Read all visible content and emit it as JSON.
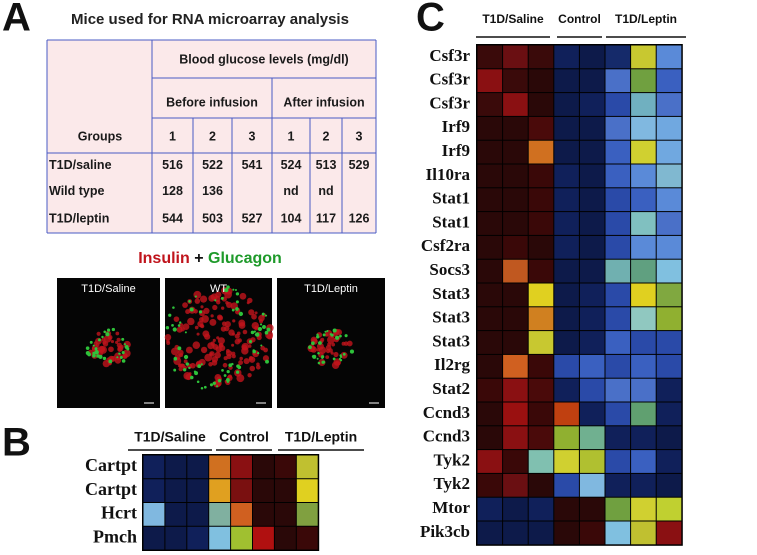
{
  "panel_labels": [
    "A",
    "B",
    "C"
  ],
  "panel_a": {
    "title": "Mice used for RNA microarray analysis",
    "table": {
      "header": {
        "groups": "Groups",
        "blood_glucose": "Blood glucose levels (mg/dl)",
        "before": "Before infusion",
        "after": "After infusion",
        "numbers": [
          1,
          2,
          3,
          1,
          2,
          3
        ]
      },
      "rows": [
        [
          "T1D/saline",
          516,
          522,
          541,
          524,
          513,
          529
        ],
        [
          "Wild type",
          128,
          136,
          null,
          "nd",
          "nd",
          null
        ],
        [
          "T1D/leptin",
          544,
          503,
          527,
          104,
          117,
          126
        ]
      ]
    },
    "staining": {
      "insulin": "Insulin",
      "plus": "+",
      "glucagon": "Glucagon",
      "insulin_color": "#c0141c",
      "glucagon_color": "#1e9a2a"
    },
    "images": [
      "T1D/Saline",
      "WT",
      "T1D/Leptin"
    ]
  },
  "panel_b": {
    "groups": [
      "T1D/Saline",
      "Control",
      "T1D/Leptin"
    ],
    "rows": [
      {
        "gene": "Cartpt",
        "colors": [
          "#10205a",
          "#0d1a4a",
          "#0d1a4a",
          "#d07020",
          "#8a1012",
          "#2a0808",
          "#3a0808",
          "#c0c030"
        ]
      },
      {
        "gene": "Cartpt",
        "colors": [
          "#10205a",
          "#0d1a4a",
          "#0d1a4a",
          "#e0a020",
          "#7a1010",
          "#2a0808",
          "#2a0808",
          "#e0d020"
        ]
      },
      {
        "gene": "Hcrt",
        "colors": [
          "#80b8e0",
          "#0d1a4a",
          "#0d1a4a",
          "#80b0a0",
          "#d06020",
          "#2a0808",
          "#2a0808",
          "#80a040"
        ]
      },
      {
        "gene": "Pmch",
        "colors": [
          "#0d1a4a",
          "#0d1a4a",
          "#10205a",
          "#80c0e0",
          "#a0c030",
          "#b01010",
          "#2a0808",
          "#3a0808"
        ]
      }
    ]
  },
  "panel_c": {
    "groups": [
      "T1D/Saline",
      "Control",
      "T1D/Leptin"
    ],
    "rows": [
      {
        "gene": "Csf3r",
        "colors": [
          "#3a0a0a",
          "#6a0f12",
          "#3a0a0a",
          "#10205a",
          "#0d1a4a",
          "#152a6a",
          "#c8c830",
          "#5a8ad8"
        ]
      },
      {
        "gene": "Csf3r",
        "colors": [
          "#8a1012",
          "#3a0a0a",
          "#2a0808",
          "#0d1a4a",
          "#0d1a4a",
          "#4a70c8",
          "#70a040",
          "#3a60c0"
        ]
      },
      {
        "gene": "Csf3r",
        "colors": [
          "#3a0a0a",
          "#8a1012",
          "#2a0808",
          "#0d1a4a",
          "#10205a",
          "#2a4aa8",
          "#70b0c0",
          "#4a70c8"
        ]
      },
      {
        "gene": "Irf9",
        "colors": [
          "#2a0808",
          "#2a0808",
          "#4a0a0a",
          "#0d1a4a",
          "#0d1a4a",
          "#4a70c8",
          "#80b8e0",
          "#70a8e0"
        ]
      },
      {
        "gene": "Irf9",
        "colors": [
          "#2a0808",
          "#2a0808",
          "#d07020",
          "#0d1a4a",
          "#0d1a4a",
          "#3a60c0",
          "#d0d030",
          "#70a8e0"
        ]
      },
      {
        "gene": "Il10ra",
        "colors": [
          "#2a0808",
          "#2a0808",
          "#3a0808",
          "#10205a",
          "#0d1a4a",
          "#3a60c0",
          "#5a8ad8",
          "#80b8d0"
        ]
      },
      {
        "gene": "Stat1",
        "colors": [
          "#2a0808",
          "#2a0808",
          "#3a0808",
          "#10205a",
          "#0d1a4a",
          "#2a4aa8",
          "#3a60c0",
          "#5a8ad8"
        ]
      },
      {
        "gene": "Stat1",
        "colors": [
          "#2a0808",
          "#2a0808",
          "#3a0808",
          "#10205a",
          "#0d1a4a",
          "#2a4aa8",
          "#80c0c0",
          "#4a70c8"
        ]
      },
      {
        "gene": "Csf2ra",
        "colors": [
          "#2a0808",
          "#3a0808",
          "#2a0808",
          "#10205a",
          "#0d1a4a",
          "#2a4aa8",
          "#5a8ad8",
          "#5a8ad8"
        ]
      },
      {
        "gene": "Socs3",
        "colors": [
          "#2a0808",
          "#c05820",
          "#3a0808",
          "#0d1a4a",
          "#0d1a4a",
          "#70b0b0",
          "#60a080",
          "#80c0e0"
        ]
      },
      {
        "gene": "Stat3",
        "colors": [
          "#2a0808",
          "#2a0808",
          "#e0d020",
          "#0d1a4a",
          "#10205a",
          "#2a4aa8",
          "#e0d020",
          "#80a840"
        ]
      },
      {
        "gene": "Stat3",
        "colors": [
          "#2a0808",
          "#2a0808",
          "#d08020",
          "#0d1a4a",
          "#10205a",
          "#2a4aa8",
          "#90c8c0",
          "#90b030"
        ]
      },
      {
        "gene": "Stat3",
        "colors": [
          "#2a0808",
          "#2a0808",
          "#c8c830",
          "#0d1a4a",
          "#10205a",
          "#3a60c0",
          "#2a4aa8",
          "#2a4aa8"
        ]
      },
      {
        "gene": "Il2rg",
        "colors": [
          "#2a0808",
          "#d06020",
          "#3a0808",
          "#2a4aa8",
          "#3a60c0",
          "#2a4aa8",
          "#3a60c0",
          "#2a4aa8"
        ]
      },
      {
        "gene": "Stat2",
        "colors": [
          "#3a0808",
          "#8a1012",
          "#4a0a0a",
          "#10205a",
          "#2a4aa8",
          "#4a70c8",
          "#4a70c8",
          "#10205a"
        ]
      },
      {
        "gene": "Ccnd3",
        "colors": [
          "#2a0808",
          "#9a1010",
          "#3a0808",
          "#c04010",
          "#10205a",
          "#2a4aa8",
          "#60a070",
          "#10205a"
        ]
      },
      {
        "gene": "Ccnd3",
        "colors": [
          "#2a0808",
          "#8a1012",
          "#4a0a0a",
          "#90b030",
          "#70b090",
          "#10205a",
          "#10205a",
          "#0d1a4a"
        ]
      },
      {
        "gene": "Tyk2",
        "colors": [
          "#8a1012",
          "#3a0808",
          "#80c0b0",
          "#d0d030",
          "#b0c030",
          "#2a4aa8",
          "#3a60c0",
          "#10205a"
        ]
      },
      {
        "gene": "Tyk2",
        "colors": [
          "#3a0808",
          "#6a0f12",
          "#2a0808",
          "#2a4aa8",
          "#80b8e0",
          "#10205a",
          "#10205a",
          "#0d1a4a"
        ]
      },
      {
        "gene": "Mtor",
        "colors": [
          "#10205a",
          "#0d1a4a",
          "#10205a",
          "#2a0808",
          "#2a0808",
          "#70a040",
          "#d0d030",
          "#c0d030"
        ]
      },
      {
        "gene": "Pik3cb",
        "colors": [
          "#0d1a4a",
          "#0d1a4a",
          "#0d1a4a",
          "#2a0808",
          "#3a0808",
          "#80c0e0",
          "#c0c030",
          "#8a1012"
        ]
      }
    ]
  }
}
- - - - -
## Objective:
Set down the lines of the records above exactly, apart from the pictures.

## Final answer:
Read all visible content and emit it as JSON.
{
  "panel_labels": [
    "A",
    "B",
    "C"
  ],
  "panel_a": {
    "title": "Mice used for RNA microarray analysis",
    "table": {
      "header": {
        "groups": "Groups",
        "blood_glucose": "Blood glucose levels (mg/dl)",
        "before": "Before infusion",
        "after": "After infusion",
        "numbers": [
          1,
          2,
          3,
          1,
          2,
          3
        ]
      },
      "rows": [
        [
          "T1D/saline",
          516,
          522,
          541,
          524,
          513,
          529
        ],
        [
          "Wild type",
          128,
          136,
          null,
          "nd",
          "nd",
          null
        ],
        [
          "T1D/leptin",
          544,
          503,
          527,
          104,
          117,
          126
        ]
      ]
    },
    "staining": {
      "insulin": "Insulin",
      "plus": "+",
      "glucagon": "Glucagon",
      "insulin_color": "#c0141c",
      "glucagon_color": "#1e9a2a"
    },
    "images": [
      "T1D/Saline",
      "WT",
      "T1D/Leptin"
    ]
  },
  "panel_b": {
    "groups": [
      "T1D/Saline",
      "Control",
      "T1D/Leptin"
    ],
    "rows": [
      {
        "gene": "Cartpt",
        "colors": [
          "#10205a",
          "#0d1a4a",
          "#0d1a4a",
          "#d07020",
          "#8a1012",
          "#2a0808",
          "#3a0808",
          "#c0c030"
        ]
      },
      {
        "gene": "Cartpt",
        "colors": [
          "#10205a",
          "#0d1a4a",
          "#0d1a4a",
          "#e0a020",
          "#7a1010",
          "#2a0808",
          "#2a0808",
          "#e0d020"
        ]
      },
      {
        "gene": "Hcrt",
        "colors": [
          "#80b8e0",
          "#0d1a4a",
          "#0d1a4a",
          "#80b0a0",
          "#d06020",
          "#2a0808",
          "#2a0808",
          "#80a040"
        ]
      },
      {
        "gene": "Pmch",
        "colors": [
          "#0d1a4a",
          "#0d1a4a",
          "#10205a",
          "#80c0e0",
          "#a0c030",
          "#b01010",
          "#2a0808",
          "#3a0808"
        ]
      }
    ]
  },
  "panel_c": {
    "groups": [
      "T1D/Saline",
      "Control",
      "T1D/Leptin"
    ],
    "rows": [
      {
        "gene": "Csf3r",
        "colors": [
          "#3a0a0a",
          "#6a0f12",
          "#3a0a0a",
          "#10205a",
          "#0d1a4a",
          "#152a6a",
          "#c8c830",
          "#5a8ad8"
        ]
      },
      {
        "gene": "Csf3r",
        "colors": [
          "#8a1012",
          "#3a0a0a",
          "#2a0808",
          "#0d1a4a",
          "#0d1a4a",
          "#4a70c8",
          "#70a040",
          "#3a60c0"
        ]
      },
      {
        "gene": "Csf3r",
        "colors": [
          "#3a0a0a",
          "#8a1012",
          "#2a0808",
          "#0d1a4a",
          "#10205a",
          "#2a4aa8",
          "#70b0c0",
          "#4a70c8"
        ]
      },
      {
        "gene": "Irf9",
        "colors": [
          "#2a0808",
          "#2a0808",
          "#4a0a0a",
          "#0d1a4a",
          "#0d1a4a",
          "#4a70c8",
          "#80b8e0",
          "#70a8e0"
        ]
      },
      {
        "gene": "Irf9",
        "colors": [
          "#2a0808",
          "#2a0808",
          "#d07020",
          "#0d1a4a",
          "#0d1a4a",
          "#3a60c0",
          "#d0d030",
          "#70a8e0"
        ]
      },
      {
        "gene": "Il10ra",
        "colors": [
          "#2a0808",
          "#2a0808",
          "#3a0808",
          "#10205a",
          "#0d1a4a",
          "#3a60c0",
          "#5a8ad8",
          "#80b8d0"
        ]
      },
      {
        "gene": "Stat1",
        "colors": [
          "#2a0808",
          "#2a0808",
          "#3a0808",
          "#10205a",
          "#0d1a4a",
          "#2a4aa8",
          "#3a60c0",
          "#5a8ad8"
        ]
      },
      {
        "gene": "Stat1",
        "colors": [
          "#2a0808",
          "#2a0808",
          "#3a0808",
          "#10205a",
          "#0d1a4a",
          "#2a4aa8",
          "#80c0c0",
          "#4a70c8"
        ]
      },
      {
        "gene": "Csf2ra",
        "colors": [
          "#2a0808",
          "#3a0808",
          "#2a0808",
          "#10205a",
          "#0d1a4a",
          "#2a4aa8",
          "#5a8ad8",
          "#5a8ad8"
        ]
      },
      {
        "gene": "Socs3",
        "colors": [
          "#2a0808",
          "#c05820",
          "#3a0808",
          "#0d1a4a",
          "#0d1a4a",
          "#70b0b0",
          "#60a080",
          "#80c0e0"
        ]
      },
      {
        "gene": "Stat3",
        "colors": [
          "#2a0808",
          "#2a0808",
          "#e0d020",
          "#0d1a4a",
          "#10205a",
          "#2a4aa8",
          "#e0d020",
          "#80a840"
        ]
      },
      {
        "gene": "Stat3",
        "colors": [
          "#2a0808",
          "#2a0808",
          "#d08020",
          "#0d1a4a",
          "#10205a",
          "#2a4aa8",
          "#90c8c0",
          "#90b030"
        ]
      },
      {
        "gene": "Stat3",
        "colors": [
          "#2a0808",
          "#2a0808",
          "#c8c830",
          "#0d1a4a",
          "#10205a",
          "#3a60c0",
          "#2a4aa8",
          "#2a4aa8"
        ]
      },
      {
        "gene": "Il2rg",
        "colors": [
          "#2a0808",
          "#d06020",
          "#3a0808",
          "#2a4aa8",
          "#3a60c0",
          "#2a4aa8",
          "#3a60c0",
          "#2a4aa8"
        ]
      },
      {
        "gene": "Stat2",
        "colors": [
          "#3a0808",
          "#8a1012",
          "#4a0a0a",
          "#10205a",
          "#2a4aa8",
          "#4a70c8",
          "#4a70c8",
          "#10205a"
        ]
      },
      {
        "gene": "Ccnd3",
        "colors": [
          "#2a0808",
          "#9a1010",
          "#3a0808",
          "#c04010",
          "#10205a",
          "#2a4aa8",
          "#60a070",
          "#10205a"
        ]
      },
      {
        "gene": "Ccnd3",
        "colors": [
          "#2a0808",
          "#8a1012",
          "#4a0a0a",
          "#90b030",
          "#70b090",
          "#10205a",
          "#10205a",
          "#0d1a4a"
        ]
      },
      {
        "gene": "Tyk2",
        "colors": [
          "#8a1012",
          "#3a0808",
          "#80c0b0",
          "#d0d030",
          "#b0c030",
          "#2a4aa8",
          "#3a60c0",
          "#10205a"
        ]
      },
      {
        "gene": "Tyk2",
        "colors": [
          "#3a0808",
          "#6a0f12",
          "#2a0808",
          "#2a4aa8",
          "#80b8e0",
          "#10205a",
          "#10205a",
          "#0d1a4a"
        ]
      },
      {
        "gene": "Mtor",
        "colors": [
          "#10205a",
          "#0d1a4a",
          "#10205a",
          "#2a0808",
          "#2a0808",
          "#70a040",
          "#d0d030",
          "#c0d030"
        ]
      },
      {
        "gene": "Pik3cb",
        "colors": [
          "#0d1a4a",
          "#0d1a4a",
          "#0d1a4a",
          "#2a0808",
          "#3a0808",
          "#80c0e0",
          "#c0c030",
          "#8a1012"
        ]
      }
    ]
  }
}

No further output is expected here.